- **WHAT IS NEEDED**
Wherever a line holds the word "euch", copy that line out.

##### INPUT ROWS

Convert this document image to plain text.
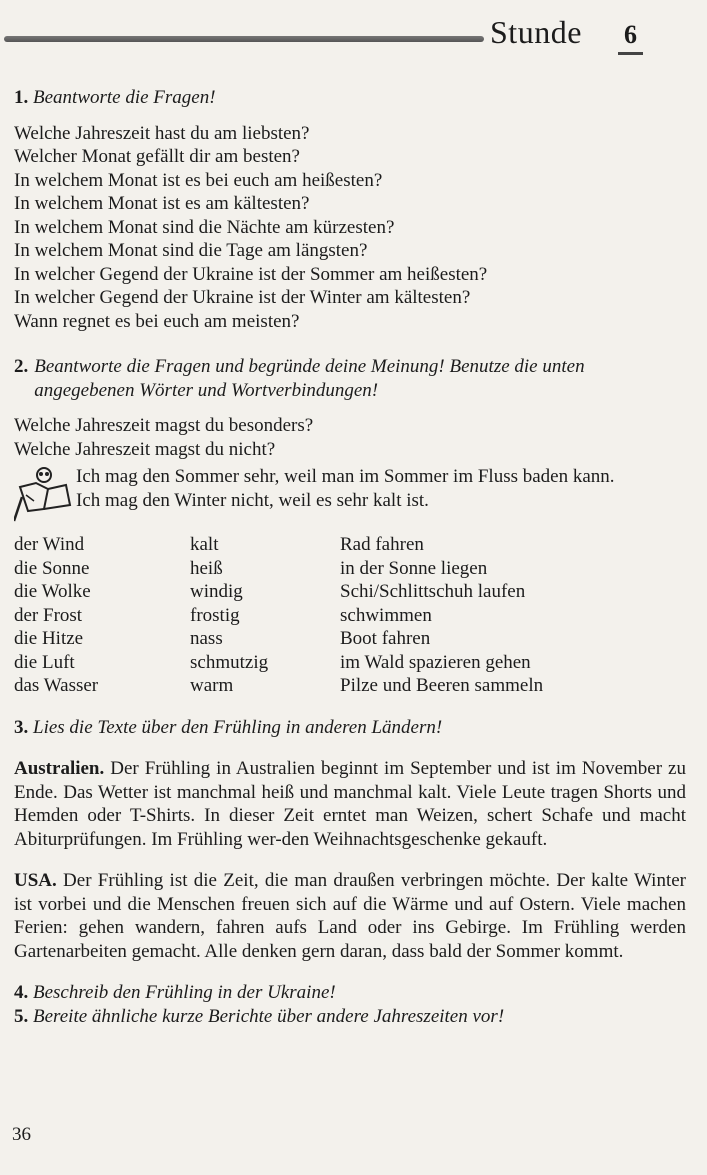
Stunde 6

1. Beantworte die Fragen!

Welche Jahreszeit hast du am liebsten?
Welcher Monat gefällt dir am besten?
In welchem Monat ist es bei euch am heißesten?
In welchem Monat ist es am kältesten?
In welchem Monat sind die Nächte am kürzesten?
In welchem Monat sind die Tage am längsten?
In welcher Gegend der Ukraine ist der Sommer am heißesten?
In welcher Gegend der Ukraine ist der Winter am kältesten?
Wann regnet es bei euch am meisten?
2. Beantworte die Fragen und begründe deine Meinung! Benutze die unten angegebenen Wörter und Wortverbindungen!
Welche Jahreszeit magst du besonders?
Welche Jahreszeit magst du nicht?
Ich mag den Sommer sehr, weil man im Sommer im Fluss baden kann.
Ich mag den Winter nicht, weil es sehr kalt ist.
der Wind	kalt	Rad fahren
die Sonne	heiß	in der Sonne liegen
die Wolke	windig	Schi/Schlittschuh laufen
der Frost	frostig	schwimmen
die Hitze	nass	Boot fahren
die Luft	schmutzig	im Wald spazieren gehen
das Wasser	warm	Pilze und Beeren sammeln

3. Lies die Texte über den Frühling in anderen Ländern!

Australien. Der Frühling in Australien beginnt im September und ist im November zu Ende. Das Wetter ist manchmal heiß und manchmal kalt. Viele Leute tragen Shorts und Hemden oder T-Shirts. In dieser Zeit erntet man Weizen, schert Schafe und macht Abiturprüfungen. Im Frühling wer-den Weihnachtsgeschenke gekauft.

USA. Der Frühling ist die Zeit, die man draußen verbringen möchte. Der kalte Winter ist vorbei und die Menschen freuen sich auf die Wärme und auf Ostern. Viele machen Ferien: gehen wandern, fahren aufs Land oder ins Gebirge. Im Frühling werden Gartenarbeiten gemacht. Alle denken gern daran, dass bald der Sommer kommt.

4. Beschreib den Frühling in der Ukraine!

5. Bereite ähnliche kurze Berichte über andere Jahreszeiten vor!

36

##########
##### INPUT ROWS

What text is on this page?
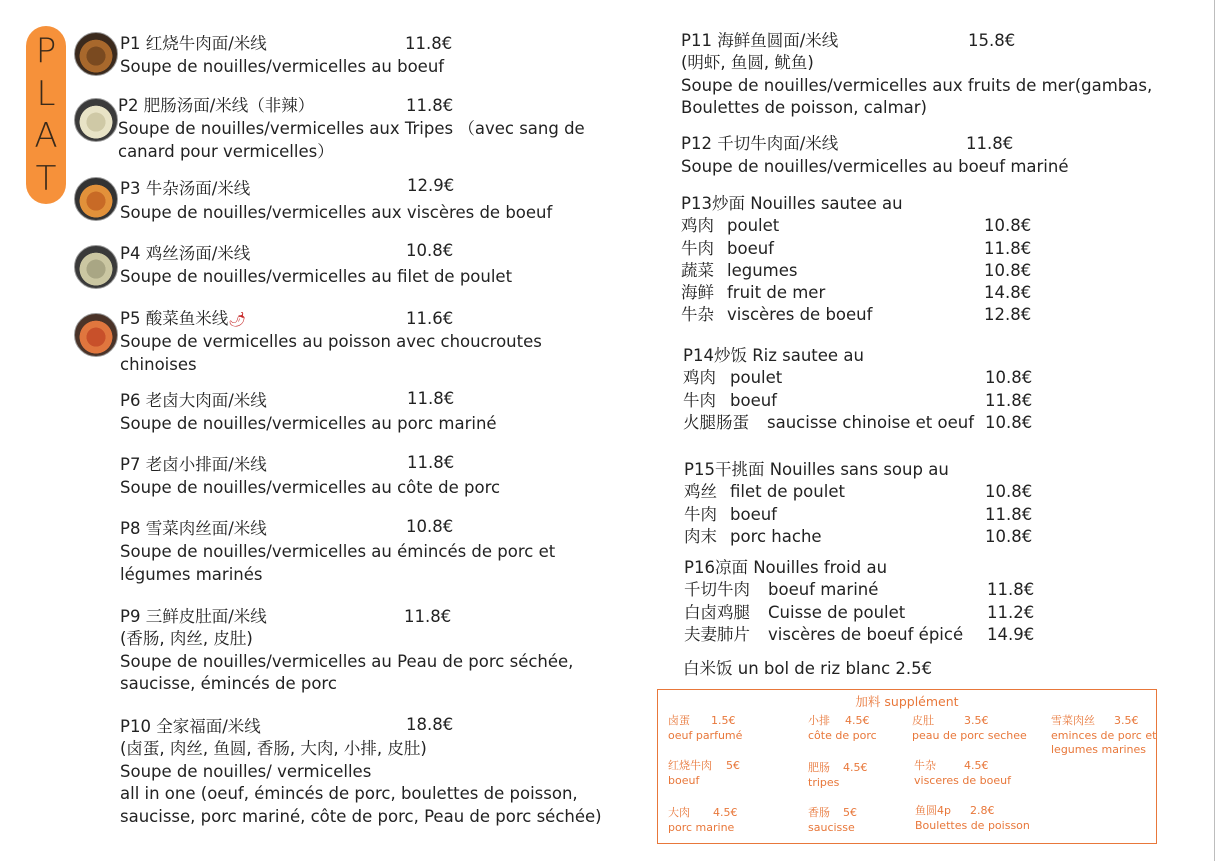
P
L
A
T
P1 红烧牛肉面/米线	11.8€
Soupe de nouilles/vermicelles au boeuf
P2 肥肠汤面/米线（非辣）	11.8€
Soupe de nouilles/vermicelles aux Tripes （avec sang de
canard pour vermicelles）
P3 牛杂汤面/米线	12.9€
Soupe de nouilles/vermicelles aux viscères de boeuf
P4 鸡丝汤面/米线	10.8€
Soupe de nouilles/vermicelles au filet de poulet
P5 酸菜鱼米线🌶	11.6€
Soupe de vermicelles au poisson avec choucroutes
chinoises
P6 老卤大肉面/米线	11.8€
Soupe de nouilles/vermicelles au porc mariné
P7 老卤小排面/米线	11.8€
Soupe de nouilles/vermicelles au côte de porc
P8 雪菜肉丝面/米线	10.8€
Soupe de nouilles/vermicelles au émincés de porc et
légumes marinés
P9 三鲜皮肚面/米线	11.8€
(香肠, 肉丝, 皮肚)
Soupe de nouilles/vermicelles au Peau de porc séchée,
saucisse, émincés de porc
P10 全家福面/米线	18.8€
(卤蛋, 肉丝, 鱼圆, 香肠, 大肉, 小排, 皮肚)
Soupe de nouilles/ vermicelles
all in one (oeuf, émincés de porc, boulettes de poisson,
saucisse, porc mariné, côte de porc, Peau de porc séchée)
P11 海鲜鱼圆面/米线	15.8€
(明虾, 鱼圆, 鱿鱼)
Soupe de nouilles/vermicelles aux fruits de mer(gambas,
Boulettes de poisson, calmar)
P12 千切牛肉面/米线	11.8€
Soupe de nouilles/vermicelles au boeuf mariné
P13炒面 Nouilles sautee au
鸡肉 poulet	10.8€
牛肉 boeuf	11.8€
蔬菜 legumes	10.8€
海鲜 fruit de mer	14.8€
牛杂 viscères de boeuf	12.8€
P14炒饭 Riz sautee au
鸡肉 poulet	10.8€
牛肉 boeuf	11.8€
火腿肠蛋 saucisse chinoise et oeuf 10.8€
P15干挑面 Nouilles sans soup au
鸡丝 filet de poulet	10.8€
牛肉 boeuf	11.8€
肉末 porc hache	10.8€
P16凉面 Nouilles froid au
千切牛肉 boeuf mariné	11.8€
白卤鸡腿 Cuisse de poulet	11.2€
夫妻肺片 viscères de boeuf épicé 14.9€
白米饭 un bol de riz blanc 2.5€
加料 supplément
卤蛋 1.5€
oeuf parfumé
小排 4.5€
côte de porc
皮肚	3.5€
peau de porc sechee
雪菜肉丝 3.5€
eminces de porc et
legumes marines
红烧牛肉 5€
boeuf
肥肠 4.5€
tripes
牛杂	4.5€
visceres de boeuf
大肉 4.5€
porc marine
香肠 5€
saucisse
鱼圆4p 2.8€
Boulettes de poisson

##########

- **EXPECTED ANSWER**
In welchem Monat ist es bei euch am heißesten?
Wann regnet es bei euch am meisten?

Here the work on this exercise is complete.